[Chart and figure data]
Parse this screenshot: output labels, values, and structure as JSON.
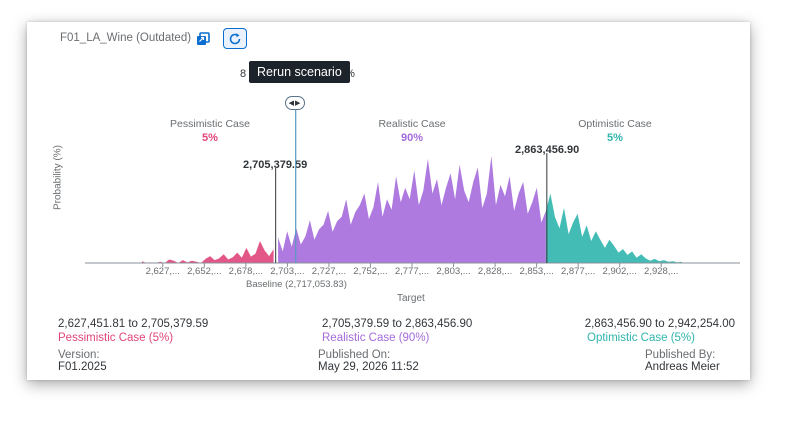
{
  "header": {
    "title": "F01_LA_Wine (Outdated)",
    "copy_icon": "copy-icon",
    "rerun_icon": "refresh-icon"
  },
  "tooltip": {
    "text": "Rerun scenario",
    "left_partial": "8",
    "right_partial": "2%"
  },
  "cases": {
    "pessimistic": {
      "label": "Pessimistic Case",
      "pct": "5%"
    },
    "realistic": {
      "label": "Realistic Case",
      "pct": "90%"
    },
    "optimistic": {
      "label": "Optimistic Case",
      "pct": "5%"
    }
  },
  "chart_data": {
    "type": "area",
    "ylabel": "Probability (%)",
    "xlabel": "Target",
    "x_tick_labels": [
      "2,627,...",
      "2,652,...",
      "2,678,...",
      "2,703,...",
      "2,727,...",
      "2,752,...",
      "2,777,...",
      "2,803,...",
      "2,828,...",
      "2,853,...",
      "2,877,...",
      "2,902,...",
      "2,928,..."
    ],
    "x_range": [
      2627451.81,
      2942254.0
    ],
    "lower_threshold": 2705379.59,
    "upper_threshold": 2863456.9,
    "lower_threshold_label": "2,705,379.59",
    "upper_threshold_label": "2,863,456.90",
    "baseline": 2717053.83,
    "baseline_label": "Baseline (2,717,053.83)",
    "colors": {
      "pessimistic": "#e0457b",
      "realistic": "#a56bdb",
      "optimistic": "#2fb5ad",
      "baseline": "#5899c4",
      "marker": "#32363a",
      "axis": "#89919a"
    },
    "distribution_values": [
      0.3,
      0.0,
      0.1,
      0.0,
      0.2,
      0.0,
      0.6,
      0.4,
      0.0,
      0.5,
      0.1,
      0.4,
      0.2,
      0.0,
      0.7,
      1.2,
      0.5,
      0.8,
      1.5,
      0.6,
      1.0,
      1.8,
      0.9,
      2.6,
      1.1,
      1.6,
      3.8,
      2.2,
      1.2,
      2.4,
      4.4,
      2.0,
      5.5,
      2.8,
      6.0,
      3.2,
      4.6,
      7.4,
      4.0,
      5.8,
      6.6,
      9.0,
      5.4,
      7.2,
      8.0,
      11.0,
      6.6,
      8.8,
      10.0,
      12.0,
      7.6,
      9.6,
      14.0,
      8.0,
      11.0,
      9.2,
      15.0,
      10.5,
      13.0,
      11.0,
      16.0,
      10.0,
      12.5,
      18.0,
      12.0,
      14.5,
      10.0,
      13.0,
      15.5,
      11.0,
      17.0,
      12.5,
      10.5,
      14.0,
      16.5,
      9.5,
      12.0,
      18.5,
      10.0,
      13.5,
      11.5,
      15.0,
      9.0,
      12.0,
      14.0,
      8.5,
      10.5,
      13.0,
      7.0,
      9.0,
      12.0,
      8.0,
      6.0,
      9.5,
      5.0,
      7.0,
      8.5,
      4.5,
      6.5,
      3.8,
      5.5,
      4.0,
      2.6,
      4.0,
      3.0,
      1.8,
      2.4,
      1.4,
      2.0,
      0.9,
      1.5,
      0.8,
      0.4,
      0.7,
      0.3,
      0.5,
      0.2,
      0.3,
      0.1,
      0.2
    ],
    "ylim": [
      0,
      19
    ]
  },
  "ranges": {
    "pessimistic": {
      "range": "2,627,451.81 to 2,705,379.59",
      "name": "Pessimistic Case (5%)"
    },
    "realistic": {
      "range": "2,705,379.59 to 2,863,456.90",
      "name": "Realistic Case (90%)"
    },
    "optimistic": {
      "range": "2,863,456.90 to 2,942,254.00",
      "name": "Optimistic Case (5%)"
    }
  },
  "meta": {
    "version_label": "Version:",
    "version": "F01.2025",
    "published_on_label": "Published On:",
    "published_on": "May 29, 2026 11:52",
    "published_by_label": "Published By:",
    "published_by": "Andreas Meier"
  }
}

#### [Written exercise]
Return the listing above unchanged, apart from dropping its pictures.

#### [Solution to this problem]
Parse this screenshot: output labels, values, and structure as JSON.
{
  "header": {
    "title": "F01_LA_Wine (Outdated)",
    "copy_icon": "copy-icon",
    "rerun_icon": "refresh-icon"
  },
  "tooltip": {
    "text": "Rerun scenario",
    "left_partial": "8",
    "right_partial": "2%"
  },
  "cases": {
    "pessimistic": {
      "label": "Pessimistic Case",
      "pct": "5%"
    },
    "realistic": {
      "label": "Realistic Case",
      "pct": "90%"
    },
    "optimistic": {
      "label": "Optimistic Case",
      "pct": "5%"
    }
  },
  "chart_data": {
    "type": "area",
    "ylabel": "Probability (%)",
    "xlabel": "Target",
    "x_tick_labels": [
      "2,627,...",
      "2,652,...",
      "2,678,...",
      "2,703,...",
      "2,727,...",
      "2,752,...",
      "2,777,...",
      "2,803,...",
      "2,828,...",
      "2,853,...",
      "2,877,...",
      "2,902,...",
      "2,928,..."
    ],
    "x_range": [
      2627451.81,
      2942254.0
    ],
    "lower_threshold": 2705379.59,
    "upper_threshold": 2863456.9,
    "lower_threshold_label": "2,705,379.59",
    "upper_threshold_label": "2,863,456.90",
    "baseline": 2717053.83,
    "baseline_label": "Baseline (2,717,053.83)",
    "colors": {
      "pessimistic": "#e0457b",
      "realistic": "#a56bdb",
      "optimistic": "#2fb5ad",
      "baseline": "#5899c4",
      "marker": "#32363a",
      "axis": "#89919a"
    },
    "distribution_values": [
      0.3,
      0.0,
      0.1,
      0.0,
      0.2,
      0.0,
      0.6,
      0.4,
      0.0,
      0.5,
      0.1,
      0.4,
      0.2,
      0.0,
      0.7,
      1.2,
      0.5,
      0.8,
      1.5,
      0.6,
      1.0,
      1.8,
      0.9,
      2.6,
      1.1,
      1.6,
      3.8,
      2.2,
      1.2,
      2.4,
      4.4,
      2.0,
      5.5,
      2.8,
      6.0,
      3.2,
      4.6,
      7.4,
      4.0,
      5.8,
      6.6,
      9.0,
      5.4,
      7.2,
      8.0,
      11.0,
      6.6,
      8.8,
      10.0,
      12.0,
      7.6,
      9.6,
      14.0,
      8.0,
      11.0,
      9.2,
      15.0,
      10.5,
      13.0,
      11.0,
      16.0,
      10.0,
      12.5,
      18.0,
      12.0,
      14.5,
      10.0,
      13.0,
      15.5,
      11.0,
      17.0,
      12.5,
      10.5,
      14.0,
      16.5,
      9.5,
      12.0,
      18.5,
      10.0,
      13.5,
      11.5,
      15.0,
      9.0,
      12.0,
      14.0,
      8.5,
      10.5,
      13.0,
      7.0,
      9.0,
      12.0,
      8.0,
      6.0,
      9.5,
      5.0,
      7.0,
      8.5,
      4.5,
      6.5,
      3.8,
      5.5,
      4.0,
      2.6,
      4.0,
      3.0,
      1.8,
      2.4,
      1.4,
      2.0,
      0.9,
      1.5,
      0.8,
      0.4,
      0.7,
      0.3,
      0.5,
      0.2,
      0.3,
      0.1,
      0.2
    ],
    "ylim": [
      0,
      19
    ]
  },
  "ranges": {
    "pessimistic": {
      "range": "2,627,451.81 to 2,705,379.59",
      "name": "Pessimistic Case (5%)"
    },
    "realistic": {
      "range": "2,705,379.59 to 2,863,456.90",
      "name": "Realistic Case (90%)"
    },
    "optimistic": {
      "range": "2,863,456.90 to 2,942,254.00",
      "name": "Optimistic Case (5%)"
    }
  },
  "meta": {
    "version_label": "Version:",
    "version": "F01.2025",
    "published_on_label": "Published On:",
    "published_on": "May 29, 2026 11:52",
    "published_by_label": "Published By:",
    "published_by": "Andreas Meier"
  }
}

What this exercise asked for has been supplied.